— BEGIN DOCUMENT SECTION —
# Polars for Data Science
## From zero to tackling real world data science problems with Polars

### Dataset
For this tutorial, we will use the well-known Iris dataset.

# Getting Started
## Install Polars; become familiar with Polars's lazy-mode versus in-memory mode; understand how to leverage Polars's query optimization.

### Loading the Data with Polars
To start, we'll load the Iris dataset using `polars.read_csv()` and inspect it with `polars.DataFrame.head()`. Polars is very explicit about datatypes, which will be helpful when we dive into the Expression API later.

In [1]:
import polars as pl

# Load the data
df = pl.read_csv('iris.csv')

# Inspect the first few rows
print(df.head())

### Selecting Specific Columns
Next, we will select a few columns from the DataFrame using `polars.DataFrame.select()`. This is useful for focusing on specific parts of the data.

In [2]:
# Select specific columns
selected_df = df.select(['sepal_length', 'species'])

# Display the selected columns
print(selected_df.head())

### Lazy Loading with Polars
We can also load the data lazily using `polars.scan_csv()`. Unlike `read_csv()`, `scan_csv()` does not load the data into memory immediately. Instead, it creates a LazyFrame, which allows for query optimization before the data is loaded.

In [3]:
# Lazy load the data
lazy_df = pl.scan_csv('iris.csv')

# Attempt to inspect the first few rows (this will not work as expected)
— END DOCUMENT SECTION —
LIST OF TASKS:
**A)** In the Polars tutorial, what does `scan_csv()` create instead of loading the data into memory right away?
**B)** Reproduce the Polars tutorial word for word, starting with "### Lazy Loading" and going on through "work as expected)".
— BEGIN DATASET EXCERPT —
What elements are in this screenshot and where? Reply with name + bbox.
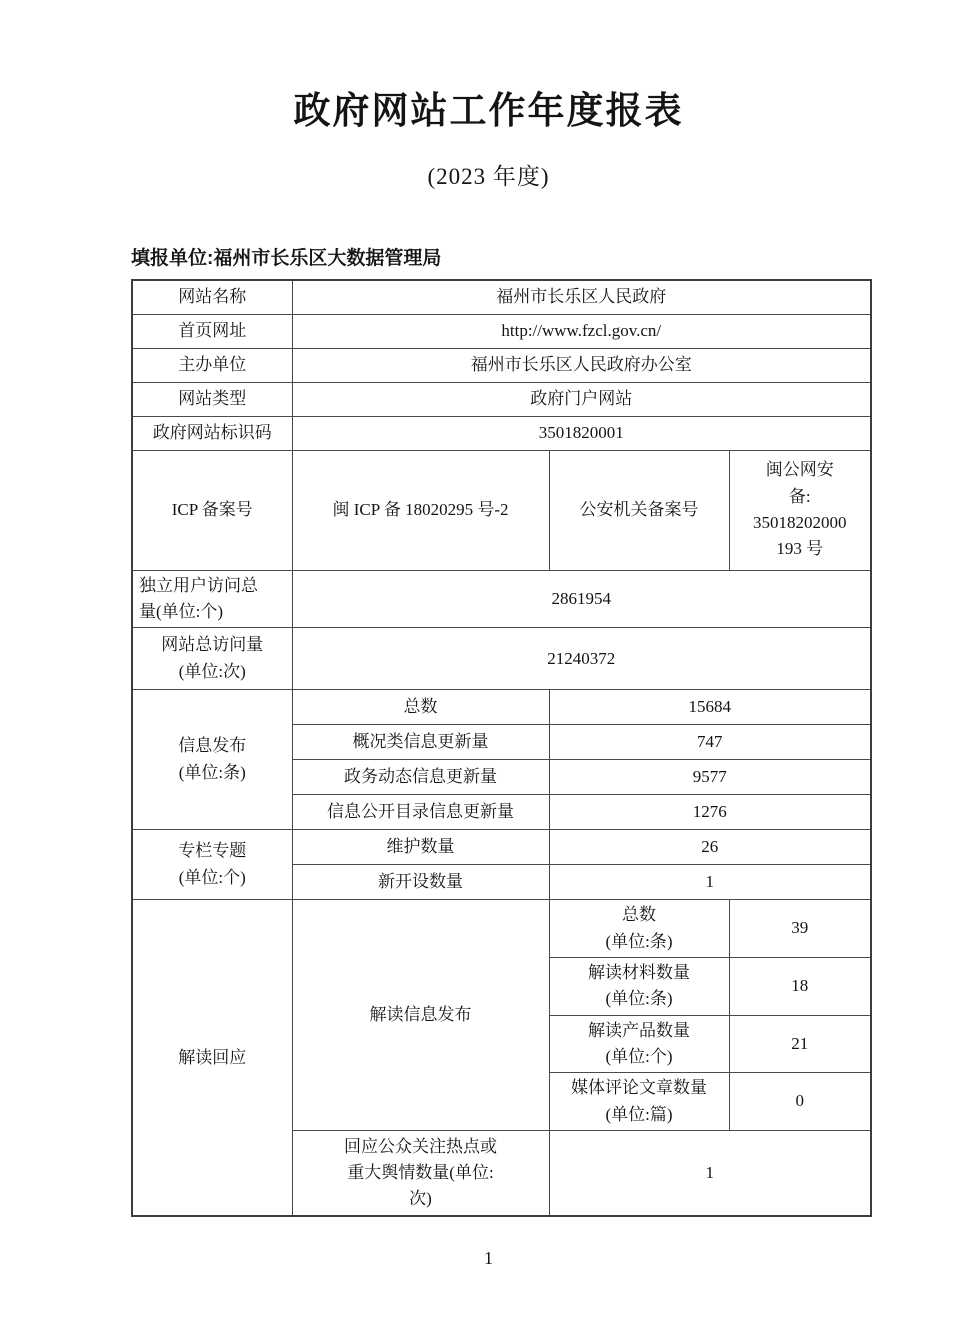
— END DATASET EXCERPT —
RESULTS FOR THE EXERCISE:
**A)** A LazyFrame

**B)**
### Lazy Loading with Polars
We can also load the data lazily using `polars.scan_csv()`. Unlike `read_csv()`, `scan_csv()` does not load the data into memory immediately. Instead, it creates a LazyFrame, which allows for query optimization before the data is loaded.

In [3]:
# Lazy load the data
lazy_df = pl.scan_csv('iris.csv')

# Attempt to inspect the first few rows (this will not work as expected)